Task statement
Copy each entry as it stands, leaving nothing out.

Material for this exercise

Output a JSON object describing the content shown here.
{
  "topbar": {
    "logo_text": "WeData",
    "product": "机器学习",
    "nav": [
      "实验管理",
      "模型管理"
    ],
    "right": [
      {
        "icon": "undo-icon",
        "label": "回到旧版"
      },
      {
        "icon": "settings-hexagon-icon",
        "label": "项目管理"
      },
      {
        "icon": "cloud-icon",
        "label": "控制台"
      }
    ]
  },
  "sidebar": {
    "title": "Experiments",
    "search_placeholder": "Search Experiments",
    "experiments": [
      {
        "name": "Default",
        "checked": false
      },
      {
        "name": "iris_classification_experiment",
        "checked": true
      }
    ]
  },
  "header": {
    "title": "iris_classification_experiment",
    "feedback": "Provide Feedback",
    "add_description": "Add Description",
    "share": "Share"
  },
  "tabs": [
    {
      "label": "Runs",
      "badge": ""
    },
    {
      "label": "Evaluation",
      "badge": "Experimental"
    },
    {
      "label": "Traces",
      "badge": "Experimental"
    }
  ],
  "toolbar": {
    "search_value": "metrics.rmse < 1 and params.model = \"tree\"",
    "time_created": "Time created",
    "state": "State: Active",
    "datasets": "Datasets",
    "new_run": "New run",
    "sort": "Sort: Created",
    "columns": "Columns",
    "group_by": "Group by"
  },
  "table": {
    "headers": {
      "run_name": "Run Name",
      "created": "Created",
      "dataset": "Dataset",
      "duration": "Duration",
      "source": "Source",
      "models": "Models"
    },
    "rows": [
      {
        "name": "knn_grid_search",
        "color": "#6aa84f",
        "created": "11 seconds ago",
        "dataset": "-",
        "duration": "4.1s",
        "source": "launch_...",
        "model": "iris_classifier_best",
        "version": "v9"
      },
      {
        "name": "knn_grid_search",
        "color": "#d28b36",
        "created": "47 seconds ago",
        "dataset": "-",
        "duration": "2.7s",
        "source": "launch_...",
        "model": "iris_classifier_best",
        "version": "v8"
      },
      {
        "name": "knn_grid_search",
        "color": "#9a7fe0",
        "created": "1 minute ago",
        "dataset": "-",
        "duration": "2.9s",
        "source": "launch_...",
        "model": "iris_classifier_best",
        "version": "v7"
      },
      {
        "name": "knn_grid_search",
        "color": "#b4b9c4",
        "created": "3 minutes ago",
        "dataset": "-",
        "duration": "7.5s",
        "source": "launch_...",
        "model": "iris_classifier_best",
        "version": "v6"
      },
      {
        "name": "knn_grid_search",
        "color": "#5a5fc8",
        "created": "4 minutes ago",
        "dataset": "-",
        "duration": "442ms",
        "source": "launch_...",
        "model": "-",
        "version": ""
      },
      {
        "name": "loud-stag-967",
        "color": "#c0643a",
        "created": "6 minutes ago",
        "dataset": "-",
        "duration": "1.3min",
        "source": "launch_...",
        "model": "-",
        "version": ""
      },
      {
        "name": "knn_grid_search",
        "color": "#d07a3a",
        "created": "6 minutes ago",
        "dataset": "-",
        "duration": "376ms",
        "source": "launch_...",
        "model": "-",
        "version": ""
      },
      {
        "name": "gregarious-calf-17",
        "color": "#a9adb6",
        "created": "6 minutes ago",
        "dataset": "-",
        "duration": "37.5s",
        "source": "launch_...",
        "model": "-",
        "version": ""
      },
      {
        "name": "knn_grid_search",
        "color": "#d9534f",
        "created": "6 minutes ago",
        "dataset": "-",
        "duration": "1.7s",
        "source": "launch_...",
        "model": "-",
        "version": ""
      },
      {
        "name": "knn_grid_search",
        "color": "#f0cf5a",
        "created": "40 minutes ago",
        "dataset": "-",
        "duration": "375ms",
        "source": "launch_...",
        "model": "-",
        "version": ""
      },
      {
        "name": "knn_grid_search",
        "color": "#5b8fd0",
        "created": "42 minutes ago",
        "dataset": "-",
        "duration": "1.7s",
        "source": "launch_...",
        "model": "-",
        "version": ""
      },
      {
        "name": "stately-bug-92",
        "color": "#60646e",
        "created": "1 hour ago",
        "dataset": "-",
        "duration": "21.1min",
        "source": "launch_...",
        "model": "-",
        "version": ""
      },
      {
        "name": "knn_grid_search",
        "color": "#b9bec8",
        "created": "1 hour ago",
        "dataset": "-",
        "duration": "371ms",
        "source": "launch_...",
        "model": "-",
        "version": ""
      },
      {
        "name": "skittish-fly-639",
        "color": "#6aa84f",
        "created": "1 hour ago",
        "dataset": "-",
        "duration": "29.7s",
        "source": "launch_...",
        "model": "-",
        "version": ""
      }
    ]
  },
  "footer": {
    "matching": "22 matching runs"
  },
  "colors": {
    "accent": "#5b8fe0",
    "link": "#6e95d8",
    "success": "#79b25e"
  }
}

Exercise result
Output a JSON object describing the content shown here.
{
  "topbar": {
    "logo_text": "WeData",
    "product": "机器学习",
    "nav": [
      "实验管理",
      "模型管理"
    ],
    "right": [
      {
        "icon": "undo-icon",
        "label": "回到旧版"
      },
      {
        "icon": "settings-hexagon-icon",
        "label": "项目管理"
      },
      {
        "icon": "cloud-icon",
        "label": "控制台"
      }
    ]
  },
  "sidebar": {
    "title": "Experiments",
    "search_placeholder": "Search Experiments",
    "experiments": [
      {
        "name": "Default",
        "checked": false
      },
      {
        "name": "iris_classification_experiment",
        "checked": true
      }
    ]
  },
  "header": {
    "title": "iris_classification_experiment",
    "feedback": "Provide Feedback",
    "add_description": "Add Description",
    "share": "Share"
  },
  "tabs": [
    {
      "label": "Runs",
      "badge": ""
    },
    {
      "label": "Evaluation",
      "badge": "Experimental"
    },
    {
      "label": "Traces",
      "badge": "Experimental"
    }
  ],
  "toolbar": {
    "search_value": "metrics.rmse < 1 and params.model = \"tree\"",
    "time_created": "Time created",
    "state": "State: Active",
    "datasets": "Datasets",
    "new_run": "New run",
    "sort": "Sort: Created",
    "columns": "Columns",
    "group_by": "Group by"
  },
  "table": {
    "headers": {
      "run_name": "Run Name",
      "created": "Created",
      "dataset": "Dataset",
      "duration": "Duration",
      "source": "Source",
      "models": "Models"
    },
    "rows": [
      {
        "name": "knn_grid_search",
        "color": "#6aa84f",
        "created": "11 seconds ago",
        "dataset": "-",
        "duration": "4.1s",
        "source": "launch_...",
        "model": "iris_classifier_best",
        "version": "v9"
      },
      {
        "name": "knn_grid_search",
        "color": "#d28b36",
        "created": "47 seconds ago",
        "dataset": "-",
        "duration": "2.7s",
        "source": "launch_...",
        "model": "iris_classifier_best",
        "version": "v8"
      },
      {
        "name": "knn_grid_search",
        "color": "#9a7fe0",
        "created": "1 minute ago",
        "dataset": "-",
        "duration": "2.9s",
        "source": "launch_...",
        "model": "iris_classifier_best",
        "version": "v7"
      },
      {
        "name": "knn_grid_search",
        "color": "#b4b9c4",
        "created": "3 minutes ago",
        "dataset": "-",
        "duration": "7.5s",
        "source": "launch_...",
        "model": "iris_classifier_best",
        "version": "v6"
      },
      {
        "name": "knn_grid_search",
        "color": "#5a5fc8",
        "created": "4 minutes ago",
        "dataset": "-",
        "duration": "442ms",
        "source": "launch_...",
        "model": "-",
        "version": ""
      },
      {
        "name": "loud-stag-967",
        "color": "#c0643a",
        "created": "6 minutes ago",
        "dataset": "-",
        "duration": "1.3min",
        "source": "launch_...",
        "model": "-",
        "version": ""
      },
      {
        "name": "knn_grid_search",
        "color": "#d07a3a",
        "created": "6 minutes ago",
        "dataset": "-",
        "duration": "376ms",
        "source": "launch_...",
        "model": "-",
        "version": ""
      },
      {
        "name": "gregarious-calf-17",
        "color": "#a9adb6",
        "created": "6 minutes ago",
        "dataset": "-",
        "duration": "37.5s",
        "source": "launch_...",
        "model": "-",
        "version": ""
      },
      {
        "name": "knn_grid_search",
        "color": "#d9534f",
        "created": "6 minutes ago",
        "dataset": "-",
        "duration": "1.7s",
        "source": "launch_...",
        "model": "-",
        "version": ""
      },
      {
        "name": "knn_grid_search",
        "color": "#f0cf5a",
        "created": "40 minutes ago",
        "dataset": "-",
        "duration": "375ms",
        "source": "launch_...",
        "model": "-",
        "version": ""
      },
      {
        "name": "knn_grid_search",
        "color": "#5b8fd0",
        "created": "42 minutes ago",
        "dataset": "-",
        "duration": "1.7s",
        "source": "launch_...",
        "model": "-",
        "version": ""
      },
      {
        "name": "stately-bug-92",
        "color": "#60646e",
        "created": "1 hour ago",
        "dataset": "-",
        "duration": "21.1min",
        "source": "launch_...",
        "model": "-",
        "version": ""
      },
      {
        "name": "knn_grid_search",
        "color": "#b9bec8",
        "created": "1 hour ago",
        "dataset": "-",
        "duration": "371ms",
        "source": "launch_...",
        "model": "-",
        "version": ""
      },
      {
        "name": "skittish-fly-639",
        "color": "#6aa84f",
        "created": "1 hour ago",
        "dataset": "-",
        "duration": "29.7s",
        "source": "launch_...",
        "model": "-",
        "version": ""
      }
    ]
  },
  "footer": {
    "matching": "22 matching runs"
  },
  "colors": {
    "accent": "#5b8fe0",
    "link": "#6e95d8",
    "success": "#79b25e"
  }
}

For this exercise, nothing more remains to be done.